## Task goal
Extract all lines in the data that contain the word "your".
[begin Source material]
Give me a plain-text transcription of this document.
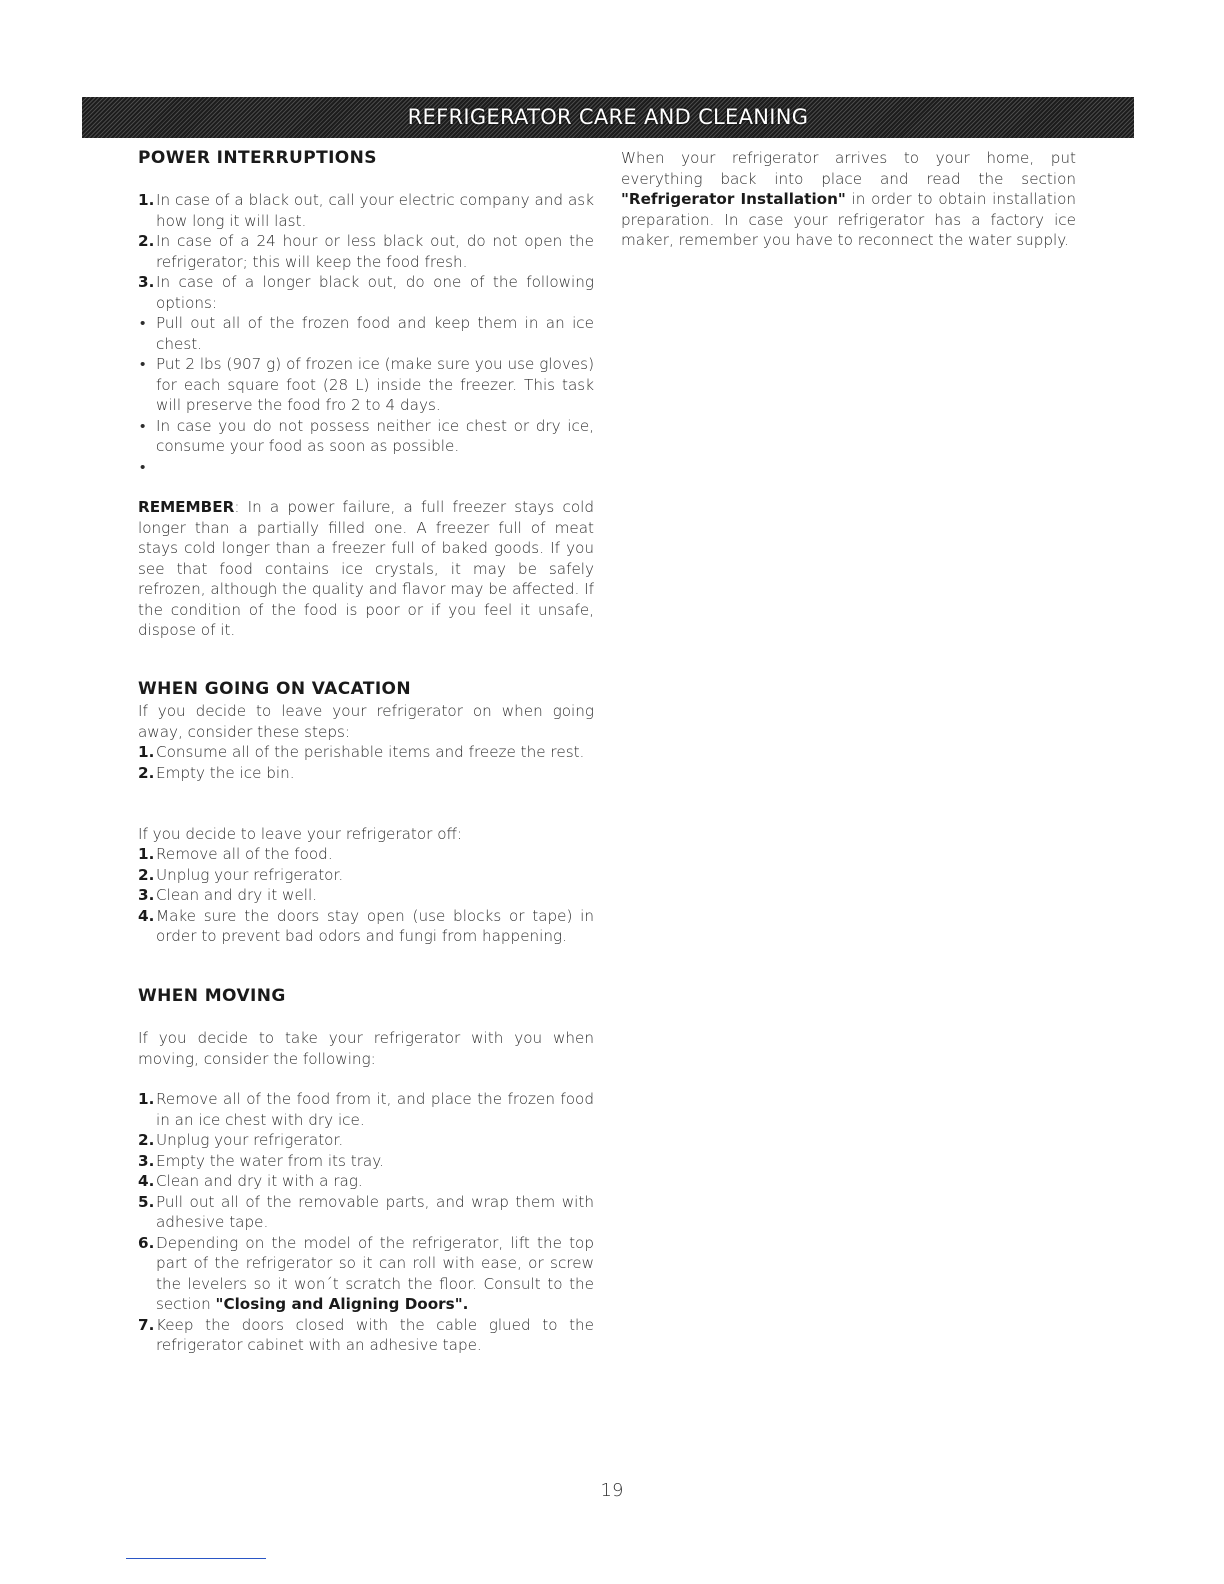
REFRIGERATOR CARE AND CLEANING
POWER INTERRUPTIONS
1. In case of a black out, call your electric company and ask how long it will last.
2. In case of a 24 hour or less black out, do not open the refrigerator; this will keep the food fresh.
3. In case of a longer black out, do one of the following options:
• Pull out all of the frozen food and keep them in an ice chest.
• Put 2 lbs (907 g) of frozen ice (make sure you use gloves) for each square foot (28 L) inside the freezer. This task will preserve the food fro 2 to 4 days.
• In case you do not possess neither ice chest or dry ice, consume your food as soon as possible.
•

REMEMBER: In a power failure, a full freezer stays cold longer than a partially filled one. A freezer full of meat stays cold longer than a freezer full of baked goods. If you see that food contains ice crystals, it may be safely refrozen, although the quality and flavor may be affected. If the condition of the food is poor or if you feel it unsafe, dispose of it.

WHEN GOING ON VACATION

If you decide to leave your refrigerator on when going away, consider these steps:

1. Consume all of the perishable items and freeze the rest.
2. Empty the ice bin.

If you decide to leave your refrigerator off:

1. Remove all of the food.
2. Unplug your refrigerator.
3. Clean and dry it well.
4. Make sure the doors stay open (use blocks or tape) in order to prevent bad odors and fungi from happening.
WHEN MOVING

If you decide to take your refrigerator with you when moving, consider the following:

1. Remove all of the food from it, and place the frozen food in an ice chest with dry ice.
2. Unplug your refrigerator.
3. Empty the water from its tray.
4. Clean and dry it with a rag.
5. Pull out all of the removable parts, and wrap them with adhesive tape.
6. Depending on the model of the refrigerator, lift the top part of the refrigerator so it can roll with ease, or screw the levelers so it won´t scratch the floor. Consult to the section "Closing and Aligning Doors".
7. Keep the doors closed with the cable glued to the refrigerator cabinet with an adhesive tape.

When your refrigerator arrives to your home, put everything back into place and read the section "Refrigerator Installation" in order to obtain installation preparation. In case your refrigerator has a factory ice maker, remember you have to reconnect the water supply.

19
[end Source material]
## Solution
1. In case of a black out, call your electric company and ask how long it will last.
• In case you do not possess neither ice chest or dry ice, consume your food as soon as possible.
If you decide to leave your refrigerator on when going away, consider these steps:
If you decide to leave your refrigerator off:
2. Unplug your refrigerator.
If you decide to take your refrigerator with you when moving, consider the following:
2. Unplug your refrigerator.
When your refrigerator arrives to your home, put everything back into place and read the section "Refrigerator Installation" in order to obtain installation preparation. In case your refrigerator has a factory ice maker, remember you have to reconnect the water supply.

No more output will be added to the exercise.